- MATERIALS PROVIDED
◆ ◆ ◆

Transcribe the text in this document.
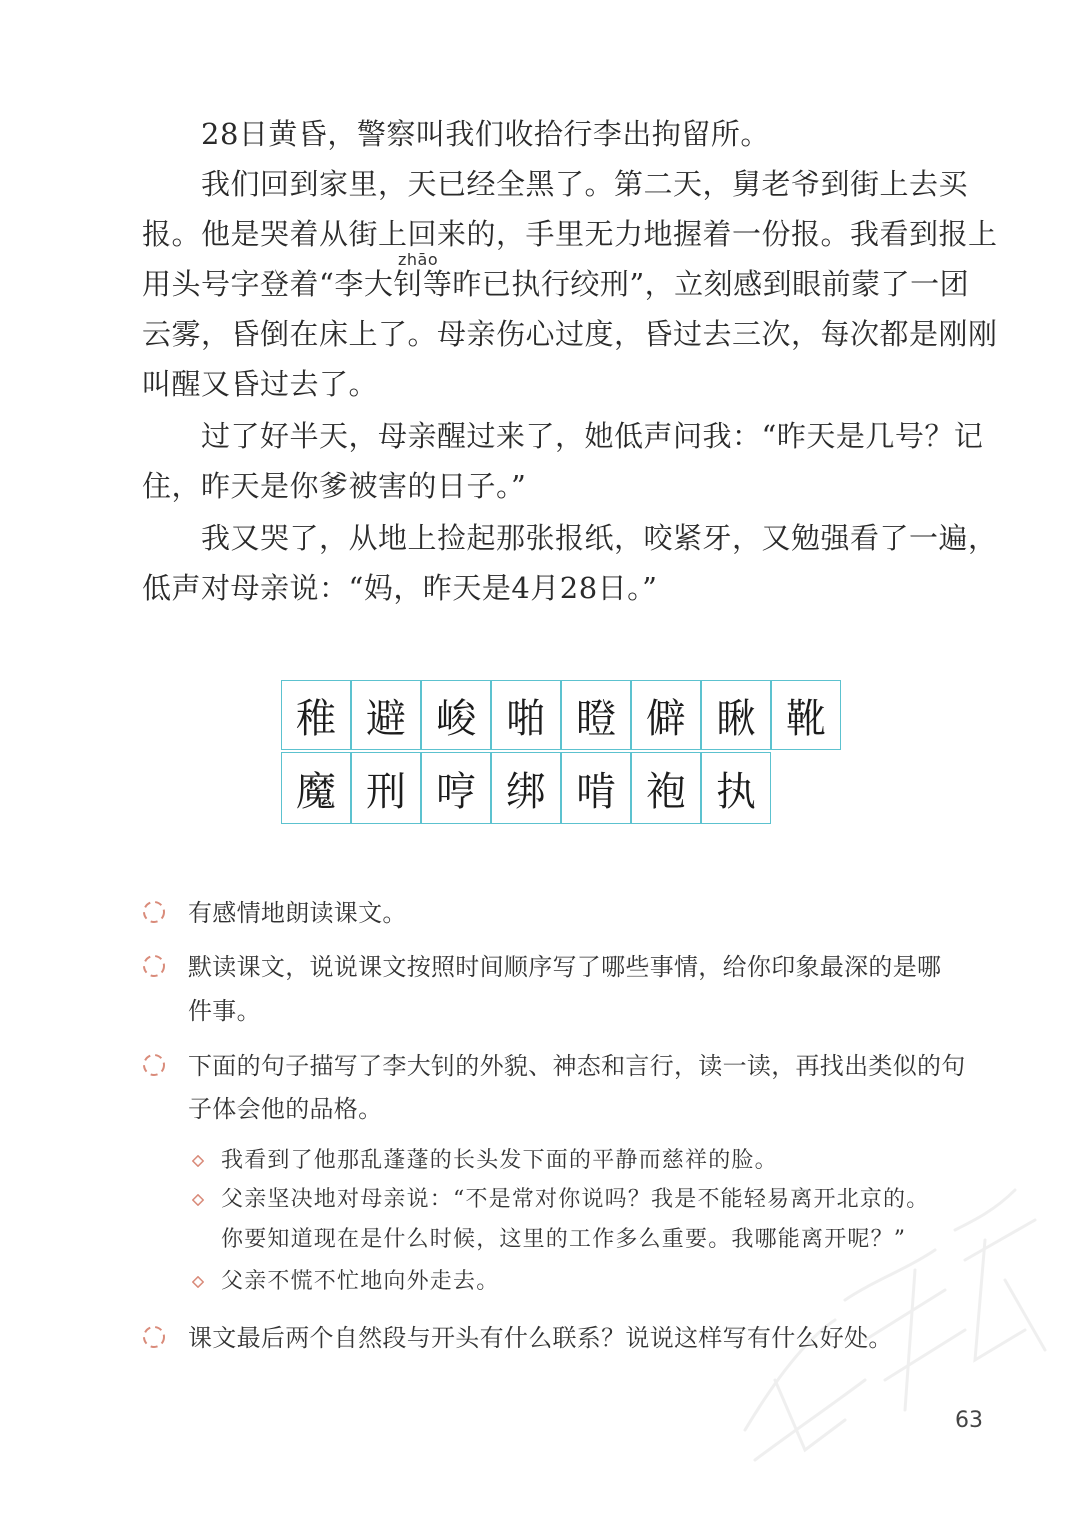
28日黄昏，警察叫我们收拾行李出拘留所。
我们回到家里，天已经全黑了。第二天，舅老爷到街上去买
报。他是哭着从街上回来的，手里无力地握着一份报。我看到报上
zhāo
用头号字登着“李大钊等昨已执行绞刑”，立刻感到眼前蒙了一团
云雾，昏倒在床上了。母亲伤心过度，昏过去三次，每次都是刚刚
叫醒又昏过去了。
过了好半天，母亲醒过来了，她低声问我：“昨天是几号？记
住，昨天是你爹被害的日子。”
我又哭了，从地上捡起那张报纸，咬紧牙，又勉强看了一遍，
低声对母亲说：“妈，昨天是4月28日。”
稚 避 峻 啪 瞪 僻 瞅 靴
魔 刑 哼 绑 啃 袍 执
有感情地朗读课文。
默读课文，说说课文按照时间顺序写了哪些事情，给你印象最深的是哪
件事。
下面的句子描写了李大钊的外貌、神态和言行，读一读，再找出类似的句
子体会他的品格。
我看到了他那乱蓬蓬的长头发下面的平静而慈祥的脸。
父亲坚决地对母亲说：“不是常对你说吗？我是不能轻易离开北京的。
你要知道现在是什么时候，这里的工作多么重要。我哪能离开呢？”
父亲不慌不忙地向外走去。
课文最后两个自然段与开头有什么联系？说说这样写有什么好处。
63
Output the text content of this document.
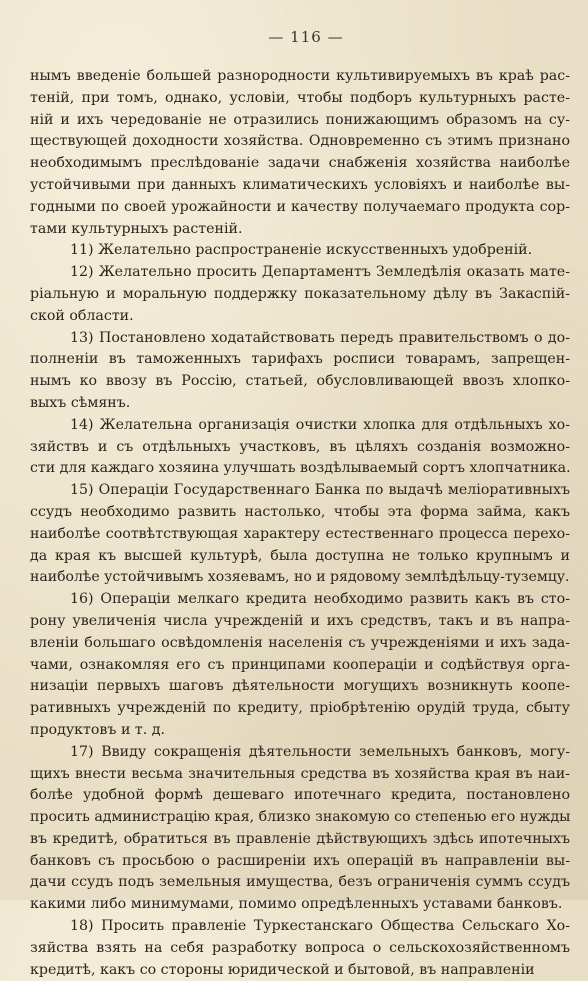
— 116 —

нымъ введенiе большей разнородности культивируемыхъ въ краѣ рас-
тенiй, при томъ, однако, условiи, чтобы подборъ культурныхъ расте-
нiй и ихъ чередованiе не отразились понижающимъ образомъ на су-
ществующей доходности хозяйства. Одновременно съ этимъ признано
необходимымъ преслѣдованiе задачи снабженiя хозяйства наиболѣе
устойчивыми при данныхъ климатическихъ условiяхъ и наиболѣе вы-
годными по своей урожайности и качеству получаемаго продукта сор-
тами культурныхъ растенiй.

11) Желательно распространенiе искусственныхъ удобренiй.

12) Желательно просить Департаментъ Земледѣлiя оказать мате-
рiальную и моральную поддержку показательному дѣлу въ Закаспiй-
ской области.

13) Постановлено ходатайствовать передъ правительствомъ о до-
полненiи въ таможенныхъ тарифахъ росписи товарамъ, запрещен-
нымъ ко ввозу въ Россiю, статьей, обусловливающей ввозъ хлопко-
выхъ сѣмянъ.

14) Желательна организацiя очистки хлопка для отдѣльныхъ хо-
зяйствъ и съ отдѣльныхъ участковъ, въ цѣляхъ созданiя возможно-
сти для каждаго хозяина улучшать воздѣлываемый сортъ хлопчатника.

15) Операцiи Государственнаго Банка по выдачѣ мелiоративныхъ
ссудъ необходимо развить настолько, чтобы эта форма займа, какъ
наиболѣе соотвѣтствующая характеру естественнаго процесса перехо-
да края къ высшей культурѣ, была доступна не только крупнымъ и
наиболѣе устойчивымъ хозяевамъ, но и рядовому землѣдѣльцу-туземцу.

16) Операцiи мелкаго кредита необходимо развить какъ въ сто-
рону увеличенiя числа учрежденiй и ихъ средствъ, такъ и въ напра-
вленiи большаго освѣдомленiя населенiя съ учрежденiями и ихъ зада-
чами, ознакомляя его съ принципами кооперацiи и содѣйствуя орга-
низацiи первыхъ шаговъ дѣятельности могущихъ возникнуть коопе-
ративныхъ учрежденiй по кредиту, прiобрѣтенiю орудiй труда, сбыту
продуктовъ и т. д.

17) Ввиду сокращенiя дѣятельности земельныхъ банковъ, могу-
щихъ внести весьма значительныя средства въ хозяйства края въ наи-
болѣе удобной формѣ дешеваго ипотечнаго кредита, постановлено
просить администрацiю края, близко знакомую со степенью его нужды
въ кредитѣ, обратиться въ правленiе дѣйствующихъ здѣсь ипотечныхъ
банковъ съ просьбою о расширенiи ихъ операцiй въ направленiи вы-
дачи ссудъ подъ земельныя имущества, безъ ограниченiя суммъ ссудъ
какими либо минимумами, помимо опредѣленныхъ уставами банковъ.

18) Просить правленiе Туркестанскаго Общества Сельскаго Хо-
зяйства взять на себя разработку вопроса о сельскохозяйственномъ
кредитѣ, какъ со стороны юридической и бытовой, въ направленiи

◆ ◆ ◆

- INSTRUCTIONS TO FOLLOW
Count every line in the entries above where the word "наиболѣе" appears; respond with the number alone.

- EXERCISE RESPONSE
4